* **Task input**:
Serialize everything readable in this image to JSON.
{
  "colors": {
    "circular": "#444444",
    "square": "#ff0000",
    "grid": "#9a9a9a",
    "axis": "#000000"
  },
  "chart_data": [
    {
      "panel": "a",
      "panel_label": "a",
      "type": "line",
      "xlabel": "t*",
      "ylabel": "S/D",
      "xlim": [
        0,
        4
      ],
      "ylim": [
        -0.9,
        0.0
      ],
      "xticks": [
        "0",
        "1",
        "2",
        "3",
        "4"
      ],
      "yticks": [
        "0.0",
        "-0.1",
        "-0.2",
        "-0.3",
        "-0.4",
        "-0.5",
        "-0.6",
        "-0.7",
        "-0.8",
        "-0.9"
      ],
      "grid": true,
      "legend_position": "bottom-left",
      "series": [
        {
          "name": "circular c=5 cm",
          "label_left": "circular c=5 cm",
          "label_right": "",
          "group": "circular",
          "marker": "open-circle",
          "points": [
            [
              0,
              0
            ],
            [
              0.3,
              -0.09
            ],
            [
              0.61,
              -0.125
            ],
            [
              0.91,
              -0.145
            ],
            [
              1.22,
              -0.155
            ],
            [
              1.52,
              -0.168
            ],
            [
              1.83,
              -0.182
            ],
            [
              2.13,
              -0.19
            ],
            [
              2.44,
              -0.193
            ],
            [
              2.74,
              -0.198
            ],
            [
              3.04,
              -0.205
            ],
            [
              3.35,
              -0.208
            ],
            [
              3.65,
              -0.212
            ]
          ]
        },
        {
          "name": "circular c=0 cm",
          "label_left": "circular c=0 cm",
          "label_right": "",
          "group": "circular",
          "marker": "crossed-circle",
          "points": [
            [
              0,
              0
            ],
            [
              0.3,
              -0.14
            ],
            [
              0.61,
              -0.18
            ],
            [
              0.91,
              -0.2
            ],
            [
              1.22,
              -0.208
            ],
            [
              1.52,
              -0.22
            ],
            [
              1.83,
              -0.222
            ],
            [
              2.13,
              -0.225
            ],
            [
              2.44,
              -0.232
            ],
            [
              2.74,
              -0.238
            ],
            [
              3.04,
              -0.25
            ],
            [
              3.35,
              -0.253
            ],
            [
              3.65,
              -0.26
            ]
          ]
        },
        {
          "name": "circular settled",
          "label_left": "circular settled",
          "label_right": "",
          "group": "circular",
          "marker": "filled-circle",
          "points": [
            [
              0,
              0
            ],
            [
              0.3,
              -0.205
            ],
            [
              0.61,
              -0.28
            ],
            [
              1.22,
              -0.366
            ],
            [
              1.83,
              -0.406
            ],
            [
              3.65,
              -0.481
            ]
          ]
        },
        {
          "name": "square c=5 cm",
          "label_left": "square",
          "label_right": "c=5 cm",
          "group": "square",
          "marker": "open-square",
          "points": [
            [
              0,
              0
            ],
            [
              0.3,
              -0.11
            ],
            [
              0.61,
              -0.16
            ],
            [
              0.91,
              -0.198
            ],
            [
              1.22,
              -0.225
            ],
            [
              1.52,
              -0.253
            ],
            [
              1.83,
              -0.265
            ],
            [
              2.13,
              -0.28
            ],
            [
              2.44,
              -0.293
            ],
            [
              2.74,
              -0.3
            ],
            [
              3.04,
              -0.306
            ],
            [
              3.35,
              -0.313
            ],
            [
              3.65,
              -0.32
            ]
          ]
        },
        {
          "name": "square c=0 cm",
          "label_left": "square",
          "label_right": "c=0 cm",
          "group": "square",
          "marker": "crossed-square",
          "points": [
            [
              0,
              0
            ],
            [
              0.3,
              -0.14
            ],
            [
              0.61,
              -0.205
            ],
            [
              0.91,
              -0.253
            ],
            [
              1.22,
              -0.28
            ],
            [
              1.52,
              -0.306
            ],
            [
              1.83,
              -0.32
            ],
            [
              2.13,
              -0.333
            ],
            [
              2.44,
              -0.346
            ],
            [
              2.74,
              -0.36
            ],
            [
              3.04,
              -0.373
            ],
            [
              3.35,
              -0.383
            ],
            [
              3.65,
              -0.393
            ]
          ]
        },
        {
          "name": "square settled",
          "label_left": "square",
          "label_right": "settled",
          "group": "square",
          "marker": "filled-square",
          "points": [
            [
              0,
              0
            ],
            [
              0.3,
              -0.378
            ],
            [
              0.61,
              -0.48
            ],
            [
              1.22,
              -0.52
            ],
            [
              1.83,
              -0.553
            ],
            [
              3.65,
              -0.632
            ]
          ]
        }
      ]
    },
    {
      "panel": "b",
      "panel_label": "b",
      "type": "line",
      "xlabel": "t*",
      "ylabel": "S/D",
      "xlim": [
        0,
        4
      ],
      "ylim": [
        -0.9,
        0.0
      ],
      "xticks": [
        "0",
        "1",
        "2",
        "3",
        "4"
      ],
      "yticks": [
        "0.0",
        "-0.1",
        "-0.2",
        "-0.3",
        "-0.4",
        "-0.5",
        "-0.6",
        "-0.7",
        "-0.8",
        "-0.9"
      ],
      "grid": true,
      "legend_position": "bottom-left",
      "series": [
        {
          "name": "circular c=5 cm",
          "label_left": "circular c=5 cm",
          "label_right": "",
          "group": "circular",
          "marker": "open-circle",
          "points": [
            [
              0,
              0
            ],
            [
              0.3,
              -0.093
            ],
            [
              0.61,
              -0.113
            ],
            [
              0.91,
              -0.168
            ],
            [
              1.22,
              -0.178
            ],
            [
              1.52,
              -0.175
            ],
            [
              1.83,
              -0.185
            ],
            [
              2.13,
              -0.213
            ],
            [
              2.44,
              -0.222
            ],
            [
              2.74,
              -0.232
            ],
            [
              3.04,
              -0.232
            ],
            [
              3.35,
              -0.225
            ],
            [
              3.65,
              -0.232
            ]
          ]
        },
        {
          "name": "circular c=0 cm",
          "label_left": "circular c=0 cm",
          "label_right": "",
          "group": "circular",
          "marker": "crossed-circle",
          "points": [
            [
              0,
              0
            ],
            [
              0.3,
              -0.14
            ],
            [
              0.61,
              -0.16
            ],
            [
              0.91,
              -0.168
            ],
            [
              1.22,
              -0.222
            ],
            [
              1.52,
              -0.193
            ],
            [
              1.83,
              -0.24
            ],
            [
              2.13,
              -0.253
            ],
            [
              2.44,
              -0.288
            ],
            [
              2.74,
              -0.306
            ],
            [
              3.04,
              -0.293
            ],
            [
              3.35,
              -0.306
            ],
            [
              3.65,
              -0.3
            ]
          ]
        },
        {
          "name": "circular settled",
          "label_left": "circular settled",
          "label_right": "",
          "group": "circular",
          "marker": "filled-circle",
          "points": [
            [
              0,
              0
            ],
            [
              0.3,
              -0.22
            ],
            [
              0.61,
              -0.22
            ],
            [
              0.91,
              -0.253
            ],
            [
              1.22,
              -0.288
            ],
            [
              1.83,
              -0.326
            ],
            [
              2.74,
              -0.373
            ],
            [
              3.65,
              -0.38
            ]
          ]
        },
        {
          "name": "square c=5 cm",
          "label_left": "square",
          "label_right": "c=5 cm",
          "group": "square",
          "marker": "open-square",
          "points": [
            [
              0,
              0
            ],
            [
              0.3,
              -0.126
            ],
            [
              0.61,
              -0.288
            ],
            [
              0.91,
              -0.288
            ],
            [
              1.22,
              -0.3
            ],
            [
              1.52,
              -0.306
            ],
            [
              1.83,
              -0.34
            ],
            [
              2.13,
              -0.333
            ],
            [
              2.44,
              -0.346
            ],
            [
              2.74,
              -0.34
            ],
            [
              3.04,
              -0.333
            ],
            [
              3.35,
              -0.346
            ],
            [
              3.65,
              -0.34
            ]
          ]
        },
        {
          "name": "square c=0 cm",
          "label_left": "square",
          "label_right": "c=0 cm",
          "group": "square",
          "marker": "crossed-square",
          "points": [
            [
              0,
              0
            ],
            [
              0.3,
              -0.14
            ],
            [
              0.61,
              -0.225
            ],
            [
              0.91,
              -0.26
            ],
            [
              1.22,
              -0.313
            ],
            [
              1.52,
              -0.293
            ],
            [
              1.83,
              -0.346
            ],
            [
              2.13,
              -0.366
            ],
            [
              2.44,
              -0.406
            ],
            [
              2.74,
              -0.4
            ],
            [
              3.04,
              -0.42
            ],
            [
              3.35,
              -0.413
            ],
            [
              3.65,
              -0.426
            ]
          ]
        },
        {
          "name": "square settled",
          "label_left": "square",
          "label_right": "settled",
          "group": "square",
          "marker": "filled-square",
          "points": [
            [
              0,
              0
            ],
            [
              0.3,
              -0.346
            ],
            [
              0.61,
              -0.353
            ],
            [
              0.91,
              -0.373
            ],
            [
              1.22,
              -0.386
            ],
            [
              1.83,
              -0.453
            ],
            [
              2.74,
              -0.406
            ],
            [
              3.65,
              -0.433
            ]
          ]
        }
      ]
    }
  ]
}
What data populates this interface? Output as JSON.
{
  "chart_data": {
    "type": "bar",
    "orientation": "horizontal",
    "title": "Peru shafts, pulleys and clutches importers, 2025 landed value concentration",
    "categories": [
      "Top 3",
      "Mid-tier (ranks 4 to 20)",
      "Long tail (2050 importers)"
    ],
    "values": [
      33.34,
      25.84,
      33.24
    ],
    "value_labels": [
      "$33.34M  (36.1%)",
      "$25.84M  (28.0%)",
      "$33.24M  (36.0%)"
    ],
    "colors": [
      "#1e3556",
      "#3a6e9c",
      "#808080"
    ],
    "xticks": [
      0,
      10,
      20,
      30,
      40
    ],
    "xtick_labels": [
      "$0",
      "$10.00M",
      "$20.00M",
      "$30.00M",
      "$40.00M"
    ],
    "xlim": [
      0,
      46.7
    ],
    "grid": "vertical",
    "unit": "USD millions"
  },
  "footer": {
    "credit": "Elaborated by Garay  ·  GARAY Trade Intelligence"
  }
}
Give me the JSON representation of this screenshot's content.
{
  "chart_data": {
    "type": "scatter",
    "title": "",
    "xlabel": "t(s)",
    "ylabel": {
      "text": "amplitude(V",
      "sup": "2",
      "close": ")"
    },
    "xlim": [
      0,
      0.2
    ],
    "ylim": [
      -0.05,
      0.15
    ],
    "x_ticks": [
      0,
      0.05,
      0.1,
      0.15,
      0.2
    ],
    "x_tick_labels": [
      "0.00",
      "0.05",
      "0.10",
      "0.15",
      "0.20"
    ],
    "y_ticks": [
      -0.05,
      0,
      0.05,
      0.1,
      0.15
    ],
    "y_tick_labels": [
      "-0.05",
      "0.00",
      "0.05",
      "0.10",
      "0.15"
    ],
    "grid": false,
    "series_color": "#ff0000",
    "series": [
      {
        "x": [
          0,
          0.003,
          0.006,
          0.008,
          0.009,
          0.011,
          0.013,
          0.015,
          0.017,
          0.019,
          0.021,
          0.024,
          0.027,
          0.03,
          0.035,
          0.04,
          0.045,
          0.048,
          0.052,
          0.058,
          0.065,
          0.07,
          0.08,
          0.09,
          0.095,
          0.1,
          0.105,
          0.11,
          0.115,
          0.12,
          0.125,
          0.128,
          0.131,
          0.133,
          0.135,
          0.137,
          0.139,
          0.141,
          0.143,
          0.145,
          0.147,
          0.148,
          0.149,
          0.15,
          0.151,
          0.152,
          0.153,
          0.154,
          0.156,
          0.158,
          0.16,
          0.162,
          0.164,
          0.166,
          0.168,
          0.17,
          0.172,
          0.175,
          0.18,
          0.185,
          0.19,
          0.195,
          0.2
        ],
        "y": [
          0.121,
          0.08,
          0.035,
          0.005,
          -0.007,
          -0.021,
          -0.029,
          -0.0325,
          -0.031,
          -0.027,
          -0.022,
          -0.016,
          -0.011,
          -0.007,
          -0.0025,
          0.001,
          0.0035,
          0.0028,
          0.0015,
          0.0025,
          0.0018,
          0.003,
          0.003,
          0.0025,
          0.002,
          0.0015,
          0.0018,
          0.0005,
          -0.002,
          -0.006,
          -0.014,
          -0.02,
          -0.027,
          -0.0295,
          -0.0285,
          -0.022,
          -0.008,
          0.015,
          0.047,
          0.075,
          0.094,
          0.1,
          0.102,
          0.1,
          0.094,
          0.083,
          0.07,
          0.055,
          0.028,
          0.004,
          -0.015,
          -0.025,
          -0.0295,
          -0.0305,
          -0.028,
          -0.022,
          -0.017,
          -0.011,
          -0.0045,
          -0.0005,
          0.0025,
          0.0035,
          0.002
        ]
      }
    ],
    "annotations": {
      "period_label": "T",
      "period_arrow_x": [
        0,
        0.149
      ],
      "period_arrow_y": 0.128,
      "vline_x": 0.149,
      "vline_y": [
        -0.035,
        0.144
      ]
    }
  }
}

* **The exercise**: In the entries above, identify every line with the word "type". Copy those lines.

* **Task result**:
      "type": "line",
      "type": "line",
    "type": "bar",
    "type": "scatter",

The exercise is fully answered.